• [Required task] Leave out the pictures and return every entry exactly as it appears.

Begin

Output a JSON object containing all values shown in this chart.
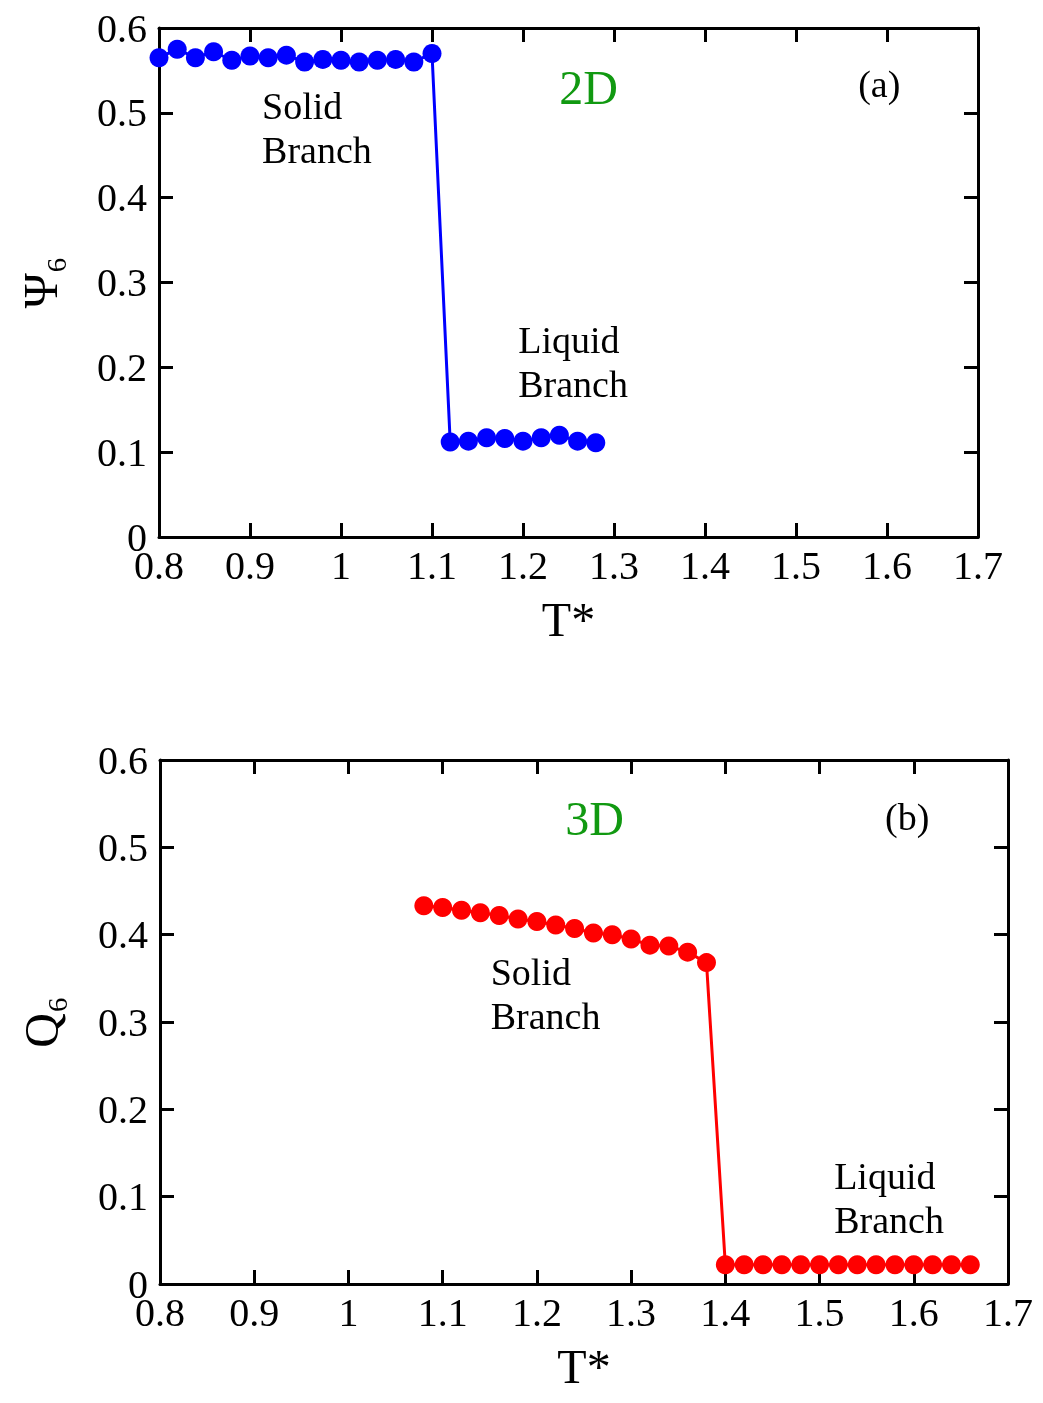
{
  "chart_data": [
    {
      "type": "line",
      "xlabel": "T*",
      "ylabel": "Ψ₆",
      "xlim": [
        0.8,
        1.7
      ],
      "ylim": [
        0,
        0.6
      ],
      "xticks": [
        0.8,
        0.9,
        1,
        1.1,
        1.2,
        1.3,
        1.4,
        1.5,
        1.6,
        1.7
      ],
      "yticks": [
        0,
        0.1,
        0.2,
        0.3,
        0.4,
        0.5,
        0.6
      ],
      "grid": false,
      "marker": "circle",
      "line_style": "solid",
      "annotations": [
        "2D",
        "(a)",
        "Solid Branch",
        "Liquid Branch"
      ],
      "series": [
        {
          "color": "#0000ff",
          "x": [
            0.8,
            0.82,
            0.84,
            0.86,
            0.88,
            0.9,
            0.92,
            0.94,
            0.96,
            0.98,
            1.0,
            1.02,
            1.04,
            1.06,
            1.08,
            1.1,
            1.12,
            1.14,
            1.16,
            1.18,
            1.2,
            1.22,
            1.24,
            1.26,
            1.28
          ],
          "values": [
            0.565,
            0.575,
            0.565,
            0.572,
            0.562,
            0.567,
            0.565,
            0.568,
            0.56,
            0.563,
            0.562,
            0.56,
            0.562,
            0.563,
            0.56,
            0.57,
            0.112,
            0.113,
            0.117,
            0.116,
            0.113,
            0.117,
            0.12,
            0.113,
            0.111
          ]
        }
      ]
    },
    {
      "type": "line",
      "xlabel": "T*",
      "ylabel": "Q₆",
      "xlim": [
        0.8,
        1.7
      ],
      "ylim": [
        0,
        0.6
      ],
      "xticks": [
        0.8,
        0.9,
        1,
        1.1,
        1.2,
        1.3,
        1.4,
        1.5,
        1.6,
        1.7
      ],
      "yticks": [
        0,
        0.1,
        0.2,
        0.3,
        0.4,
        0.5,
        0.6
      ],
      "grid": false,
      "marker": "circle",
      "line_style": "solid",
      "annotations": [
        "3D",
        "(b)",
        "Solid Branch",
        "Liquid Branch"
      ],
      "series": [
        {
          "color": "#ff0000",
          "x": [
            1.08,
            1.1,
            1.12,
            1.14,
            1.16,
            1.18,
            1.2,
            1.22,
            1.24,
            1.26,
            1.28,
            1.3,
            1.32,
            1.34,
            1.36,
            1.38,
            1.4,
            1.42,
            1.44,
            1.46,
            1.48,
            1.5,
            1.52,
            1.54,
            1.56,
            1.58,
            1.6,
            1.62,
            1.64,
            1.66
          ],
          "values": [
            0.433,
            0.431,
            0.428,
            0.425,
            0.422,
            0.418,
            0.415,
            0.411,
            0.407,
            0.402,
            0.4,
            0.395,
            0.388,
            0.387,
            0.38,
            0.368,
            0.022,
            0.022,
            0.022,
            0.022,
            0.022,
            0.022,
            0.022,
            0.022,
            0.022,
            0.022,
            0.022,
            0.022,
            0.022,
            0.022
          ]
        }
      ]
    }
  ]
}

End

• [Solution]
Output a JSON object containing all values shown in this chart.
{
  "chart_data": [
    {
      "type": "line",
      "xlabel": "T*",
      "ylabel": "Ψ₆",
      "xlim": [
        0.8,
        1.7
      ],
      "ylim": [
        0,
        0.6
      ],
      "xticks": [
        0.8,
        0.9,
        1,
        1.1,
        1.2,
        1.3,
        1.4,
        1.5,
        1.6,
        1.7
      ],
      "yticks": [
        0,
        0.1,
        0.2,
        0.3,
        0.4,
        0.5,
        0.6
      ],
      "grid": false,
      "marker": "circle",
      "line_style": "solid",
      "annotations": [
        "2D",
        "(a)",
        "Solid Branch",
        "Liquid Branch"
      ],
      "series": [
        {
          "color": "#0000ff",
          "x": [
            0.8,
            0.82,
            0.84,
            0.86,
            0.88,
            0.9,
            0.92,
            0.94,
            0.96,
            0.98,
            1.0,
            1.02,
            1.04,
            1.06,
            1.08,
            1.1,
            1.12,
            1.14,
            1.16,
            1.18,
            1.2,
            1.22,
            1.24,
            1.26,
            1.28
          ],
          "values": [
            0.565,
            0.575,
            0.565,
            0.572,
            0.562,
            0.567,
            0.565,
            0.568,
            0.56,
            0.563,
            0.562,
            0.56,
            0.562,
            0.563,
            0.56,
            0.57,
            0.112,
            0.113,
            0.117,
            0.116,
            0.113,
            0.117,
            0.12,
            0.113,
            0.111
          ]
        }
      ]
    },
    {
      "type": "line",
      "xlabel": "T*",
      "ylabel": "Q₆",
      "xlim": [
        0.8,
        1.7
      ],
      "ylim": [
        0,
        0.6
      ],
      "xticks": [
        0.8,
        0.9,
        1,
        1.1,
        1.2,
        1.3,
        1.4,
        1.5,
        1.6,
        1.7
      ],
      "yticks": [
        0,
        0.1,
        0.2,
        0.3,
        0.4,
        0.5,
        0.6
      ],
      "grid": false,
      "marker": "circle",
      "line_style": "solid",
      "annotations": [
        "3D",
        "(b)",
        "Solid Branch",
        "Liquid Branch"
      ],
      "series": [
        {
          "color": "#ff0000",
          "x": [
            1.08,
            1.1,
            1.12,
            1.14,
            1.16,
            1.18,
            1.2,
            1.22,
            1.24,
            1.26,
            1.28,
            1.3,
            1.32,
            1.34,
            1.36,
            1.38,
            1.4,
            1.42,
            1.44,
            1.46,
            1.48,
            1.5,
            1.52,
            1.54,
            1.56,
            1.58,
            1.6,
            1.62,
            1.64,
            1.66
          ],
          "values": [
            0.433,
            0.431,
            0.428,
            0.425,
            0.422,
            0.418,
            0.415,
            0.411,
            0.407,
            0.402,
            0.4,
            0.395,
            0.388,
            0.387,
            0.38,
            0.368,
            0.022,
            0.022,
            0.022,
            0.022,
            0.022,
            0.022,
            0.022,
            0.022,
            0.022,
            0.022,
            0.022,
            0.022,
            0.022,
            0.022
          ]
        }
      ]
    }
  ]
}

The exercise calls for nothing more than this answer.